TASK TO CARRY OUT: Here are some records; quote them exactly, leaving out the pictures.

ENTRIES:
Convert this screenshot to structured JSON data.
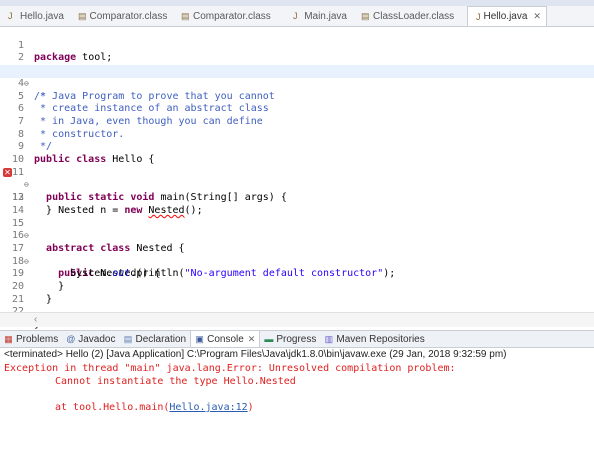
{
  "editor_tabs": [
    {
      "label": "Hello.java",
      "icon": "java-file-icon"
    },
    {
      "label": "Comparator.class",
      "icon": "class-file-icon"
    },
    {
      "label": "Comparator.class",
      "icon": "class-file-icon"
    },
    {
      "label": "Main.java",
      "icon": "java-file-icon"
    },
    {
      "label": "ClassLoader.class",
      "icon": "class-file-icon"
    },
    {
      "label": "Hello.java",
      "icon": "java-file-icon",
      "active": true
    }
  ],
  "code": {
    "line_numbers": [
      "1",
      "2",
      "3",
      "4",
      "5",
      "6",
      "7",
      "8",
      "9",
      "10",
      "11",
      "12",
      "13",
      "14",
      "15",
      "16",
      "17",
      "18",
      "19",
      "20",
      "21",
      "22"
    ],
    "l1": {
      "kw": "package",
      "rest": " tool;"
    },
    "l3": "/*",
    "l4": " * Java Program to prove that you cannot",
    "l5": " * create instance of an abstract class",
    "l6": " * in Java, even though you can define",
    "l7": " * constructor.",
    "l8": " */",
    "l9": {
      "kw": "public class",
      "rest": " Hello {"
    },
    "l11": {
      "kw": "public static void",
      "rest": " main(String[] args) {"
    },
    "l12": {
      "pre": "    Nested n = ",
      "kw": "new",
      "sp": " ",
      "err": "Nested",
      "post": "();"
    },
    "l13": "  }",
    "l15": {
      "kw": "abstract class",
      "rest": " Nested {"
    },
    "l17": {
      "kw": "public",
      "rest": " Nested() {"
    },
    "l18": {
      "pre": "      System.",
      "field": "out",
      "mid": ".println(",
      "str": "\"No-argument default constructor\"",
      "post": ");"
    },
    "l19": "    }",
    "l20": "  }",
    "l22": "}"
  },
  "view_tabs": [
    {
      "label": "Problems",
      "icon": "problems-icon"
    },
    {
      "label": "Javadoc",
      "icon": "javadoc-icon"
    },
    {
      "label": "Declaration",
      "icon": "declaration-icon"
    },
    {
      "label": "Console",
      "icon": "console-icon",
      "active": true
    },
    {
      "label": "Progress",
      "icon": "progress-icon"
    },
    {
      "label": "Maven Repositories",
      "icon": "maven-icon"
    }
  ],
  "console": {
    "status": "<terminated> Hello (2) [Java Application] C:\\Program Files\\Java\\jdk1.8.0\\bin\\javaw.exe (29 Jan, 2018 9:32:59 pm)",
    "line1": "Exception in thread \"main\" java.lang.Error: Unresolved compilation problem: ",
    "line2": "\tCannot instantiate the type Hello.Nested",
    "line3_pre": "\tat tool.Hello.main(",
    "line3_link": "Hello.java:12",
    "line3_post": ")"
  },
  "colors": {
    "keyword": "#7f0055",
    "comment": "#3f5fbf",
    "string": "#2a00ff",
    "error": "#e02020",
    "link": "#2a5db0"
  }
}
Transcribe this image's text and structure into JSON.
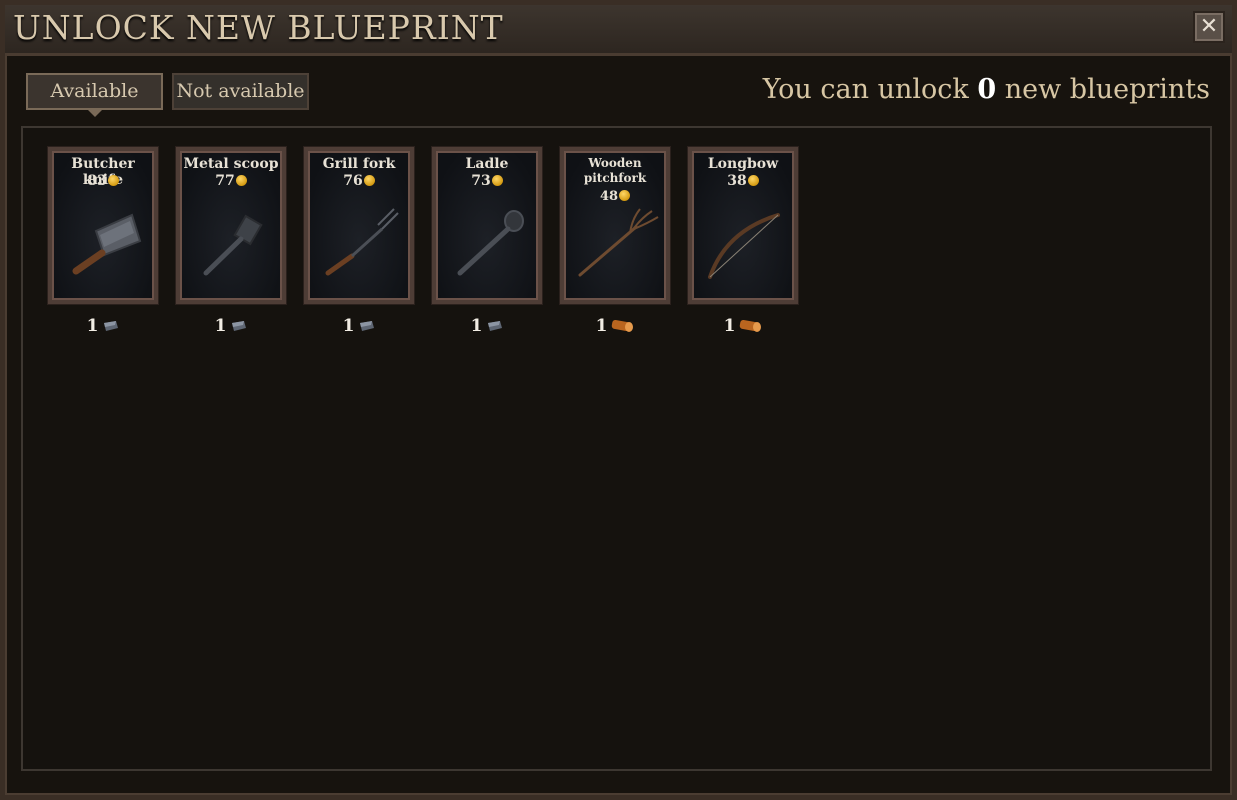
{
  "window": {
    "title": "UNLOCK NEW BLUEPRINT"
  },
  "tabs": [
    {
      "label": "Available",
      "active": true
    },
    {
      "label": "Not available",
      "active": false
    }
  ],
  "unlock_info": {
    "prefix": "You can unlock",
    "count": "0",
    "suffix": "new blueprints"
  },
  "blueprints": [
    {
      "name": "Butcher knife",
      "price": "83",
      "cost_qty": "1",
      "cost_material": "iron-ingot-icon",
      "art": "cleaver-icon"
    },
    {
      "name": "Metal scoop",
      "price": "77",
      "cost_qty": "1",
      "cost_material": "iron-ingot-icon",
      "art": "scoop-icon"
    },
    {
      "name": "Grill fork",
      "price": "76",
      "cost_qty": "1",
      "cost_material": "iron-ingot-icon",
      "art": "fork-icon"
    },
    {
      "name": "Ladle",
      "price": "73",
      "cost_qty": "1",
      "cost_material": "iron-ingot-icon",
      "art": "ladle-icon"
    },
    {
      "name": "Wooden pitchfork",
      "price": "48",
      "cost_qty": "1",
      "cost_material": "wood-log-icon",
      "art": "pitchfork-icon"
    },
    {
      "name": "Longbow",
      "price": "38",
      "cost_qty": "1",
      "cost_material": "wood-log-icon",
      "art": "bow-icon"
    }
  ],
  "icons": {
    "close": "close-icon",
    "currency": "gold-coin-icon"
  },
  "colors": {
    "accent_text": "#d7c6a4",
    "coin": "#e0a81c",
    "wood": "#c8752b",
    "iron": "#5a6270"
  }
}
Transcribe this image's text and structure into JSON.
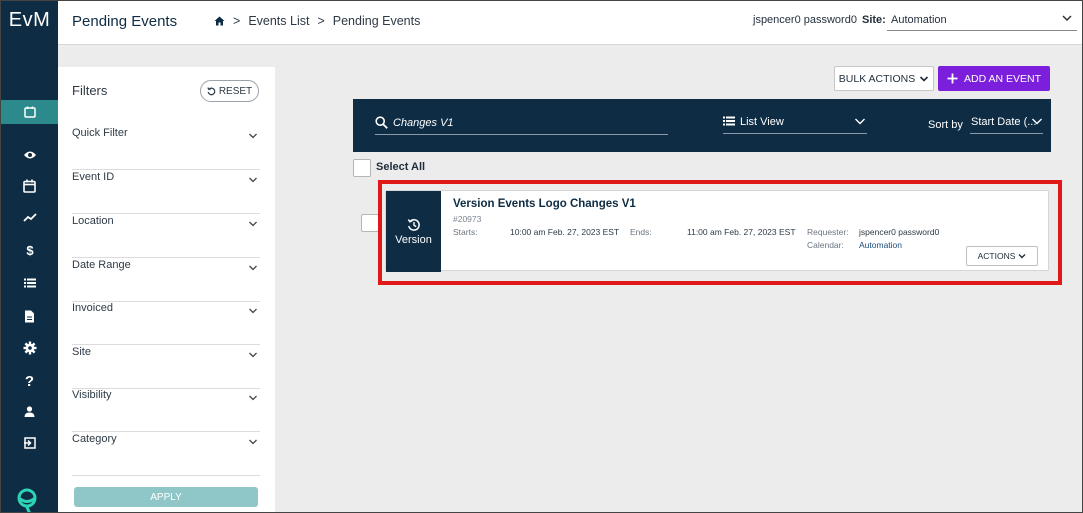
{
  "app": {
    "logo": "EvM"
  },
  "header": {
    "page_title": "Pending Events",
    "breadcrumbs": [
      "Events List",
      "Pending Events"
    ],
    "breadcrumb_sep": ">",
    "user": "jspencer0 password0",
    "site_label": "Site:",
    "site_value": "Automation"
  },
  "sidebar": {
    "icons": [
      "calendar-icon",
      "eye-icon",
      "calendar-icon",
      "trend-icon",
      "dollar-icon",
      "list-icon",
      "document-icon",
      "gear-icon",
      "question-icon",
      "user-icon",
      "logout-icon"
    ],
    "active_index": 0
  },
  "filters": {
    "title": "Filters",
    "reset_label": "RESET",
    "items": [
      "Quick Filter",
      "Event ID",
      "Location",
      "Date Range",
      "Invoiced",
      "Site",
      "Visibility",
      "Category"
    ],
    "apply_label": "APPLY"
  },
  "toolbar": {
    "bulk_actions_label": "BULK ACTIONS",
    "add_event_label": "ADD AN EVENT"
  },
  "search": {
    "value": "Changes V1",
    "view_value": "List View",
    "sort_label": "Sort by",
    "sort_value": "Start Date (..."
  },
  "list": {
    "select_all_label": "Select All",
    "events": [
      {
        "badge_label": "Version",
        "title": "Version Events Logo Changes V1",
        "id": "#20973",
        "starts_label": "Starts:",
        "starts_value": "10:00 am Feb. 27, 2023 EST",
        "ends_label": "Ends:",
        "ends_value": "11:00 am Feb. 27, 2023 EST",
        "requester_label": "Requester:",
        "requester_value": "jspencer0 password0",
        "calendar_label": "Calendar:",
        "calendar_value": "Automation",
        "actions_label": "ACTIONS"
      }
    ]
  },
  "colors": {
    "navy": "#0e2c43",
    "teal": "#2c8a8c",
    "purple": "#7b1fdc",
    "highlight": "#e01818"
  }
}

RESPONSE FOR THIS EXERCISE:
Convert this screenshot to structured JSON data.
{
  "editor_tabs": [
    {
      "label": "Hello.java",
      "icon": "java-file-icon"
    },
    {
      "label": "Comparator.class",
      "icon": "class-file-icon"
    },
    {
      "label": "Comparator.class",
      "icon": "class-file-icon"
    },
    {
      "label": "Main.java",
      "icon": "java-file-icon"
    },
    {
      "label": "ClassLoader.class",
      "icon": "class-file-icon"
    },
    {
      "label": "Hello.java",
      "icon": "java-file-icon",
      "active": true
    }
  ],
  "code": {
    "line_numbers": [
      "1",
      "2",
      "3",
      "4",
      "5",
      "6",
      "7",
      "8",
      "9",
      "10",
      "11",
      "12",
      "13",
      "14",
      "15",
      "16",
      "17",
      "18",
      "19",
      "20",
      "21",
      "22"
    ],
    "l1": {
      "kw": "package",
      "rest": " tool;"
    },
    "l3": "/*",
    "l4": " * Java Program to prove that you cannot",
    "l5": " * create instance of an abstract class",
    "l6": " * in Java, even though you can define",
    "l7": " * constructor.",
    "l8": " */",
    "l9": {
      "kw": "public class",
      "rest": " Hello {"
    },
    "l11": {
      "kw": "public static void",
      "rest": " main(String[] args) {"
    },
    "l12": {
      "pre": "    Nested n = ",
      "kw": "new",
      "sp": " ",
      "err": "Nested",
      "post": "();"
    },
    "l13": "  }",
    "l15": {
      "kw": "abstract class",
      "rest": " Nested {"
    },
    "l17": {
      "kw": "public",
      "rest": " Nested() {"
    },
    "l18": {
      "pre": "      System.",
      "field": "out",
      "mid": ".println(",
      "str": "\"No-argument default constructor\"",
      "post": ");"
    },
    "l19": "    }",
    "l20": "  }",
    "l22": "}"
  },
  "view_tabs": [
    {
      "label": "Problems",
      "icon": "problems-icon"
    },
    {
      "label": "Javadoc",
      "icon": "javadoc-icon"
    },
    {
      "label": "Declaration",
      "icon": "declaration-icon"
    },
    {
      "label": "Console",
      "icon": "console-icon",
      "active": true
    },
    {
      "label": "Progress",
      "icon": "progress-icon"
    },
    {
      "label": "Maven Repositories",
      "icon": "maven-icon"
    }
  ],
  "console": {
    "status": "<terminated> Hello (2) [Java Application] C:\\Program Files\\Java\\jdk1.8.0\\bin\\javaw.exe (29 Jan, 2018 9:32:59 pm)",
    "line1": "Exception in thread \"main\" java.lang.Error: Unresolved compilation problem: ",
    "line2": "\tCannot instantiate the type Hello.Nested",
    "line3_pre": "\tat tool.Hello.main(",
    "line3_link": "Hello.java:12",
    "line3_post": ")"
  },
  "colors": {
    "keyword": "#7f0055",
    "comment": "#3f5fbf",
    "string": "#2a00ff",
    "error": "#e02020",
    "link": "#2a5db0"
  }
}
Transcribe this image's text and structure into JSON.
{
  "window": {
    "title": "UNLOCK NEW BLUEPRINT"
  },
  "tabs": [
    {
      "label": "Available",
      "active": true
    },
    {
      "label": "Not available",
      "active": false
    }
  ],
  "unlock_info": {
    "prefix": "You can unlock",
    "count": "0",
    "suffix": "new blueprints"
  },
  "blueprints": [
    {
      "name": "Butcher knife",
      "price": "83",
      "cost_qty": "1",
      "cost_material": "iron-ingot-icon",
      "art": "cleaver-icon"
    },
    {
      "name": "Metal scoop",
      "price": "77",
      "cost_qty": "1",
      "cost_material": "iron-ingot-icon",
      "art": "scoop-icon"
    },
    {
      "name": "Grill fork",
      "price": "76",
      "cost_qty": "1",
      "cost_material": "iron-ingot-icon",
      "art": "fork-icon"
    },
    {
      "name": "Ladle",
      "price": "73",
      "cost_qty": "1",
      "cost_material": "iron-ingot-icon",
      "art": "ladle-icon"
    },
    {
      "name": "Wooden pitchfork",
      "price": "48",
      "cost_qty": "1",
      "cost_material": "wood-log-icon",
      "art": "pitchfork-icon"
    },
    {
      "name": "Longbow",
      "price": "38",
      "cost_qty": "1",
      "cost_material": "wood-log-icon",
      "art": "bow-icon"
    }
  ],
  "icons": {
    "close": "close-icon",
    "currency": "gold-coin-icon"
  },
  "colors": {
    "accent_text": "#d7c6a4",
    "coin": "#e0a81c",
    "wood": "#c8752b",
    "iron": "#5a6270"
  }
}
Transcribe this image's text and structure into JSON.
{
  "app": {
    "logo": "EvM"
  },
  "header": {
    "page_title": "Pending Events",
    "breadcrumbs": [
      "Events List",
      "Pending Events"
    ],
    "breadcrumb_sep": ">",
    "user": "jspencer0 password0",
    "site_label": "Site:",
    "site_value": "Automation"
  },
  "sidebar": {
    "icons": [
      "calendar-icon",
      "eye-icon",
      "calendar-icon",
      "trend-icon",
      "dollar-icon",
      "list-icon",
      "document-icon",
      "gear-icon",
      "question-icon",
      "user-icon",
      "logout-icon"
    ],
    "active_index": 0
  },
  "filters": {
    "title": "Filters",
    "reset_label": "RESET",
    "items": [
      "Quick Filter",
      "Event ID",
      "Location",
      "Date Range",
      "Invoiced",
      "Site",
      "Visibility",
      "Category"
    ],
    "apply_label": "APPLY"
  },
  "toolbar": {
    "bulk_actions_label": "BULK ACTIONS",
    "add_event_label": "ADD AN EVENT"
  },
  "search": {
    "value": "Changes V1",
    "view_value": "List View",
    "sort_label": "Sort by",
    "sort_value": "Start Date (..."
  },
  "list": {
    "select_all_label": "Select All",
    "events": [
      {
        "badge_label": "Version",
        "title": "Version Events Logo Changes V1",
        "id": "#20973",
        "starts_label": "Starts:",
        "starts_value": "10:00 am Feb. 27, 2023 EST",
        "ends_label": "Ends:",
        "ends_value": "11:00 am Feb. 27, 2023 EST",
        "requester_label": "Requester:",
        "requester_value": "jspencer0 password0",
        "calendar_label": "Calendar:",
        "calendar_value": "Automation",
        "actions_label": "ACTIONS"
      }
    ]
  },
  "colors": {
    "navy": "#0e2c43",
    "teal": "#2c8a8c",
    "purple": "#7b1fdc",
    "highlight": "#e01818"
  }
}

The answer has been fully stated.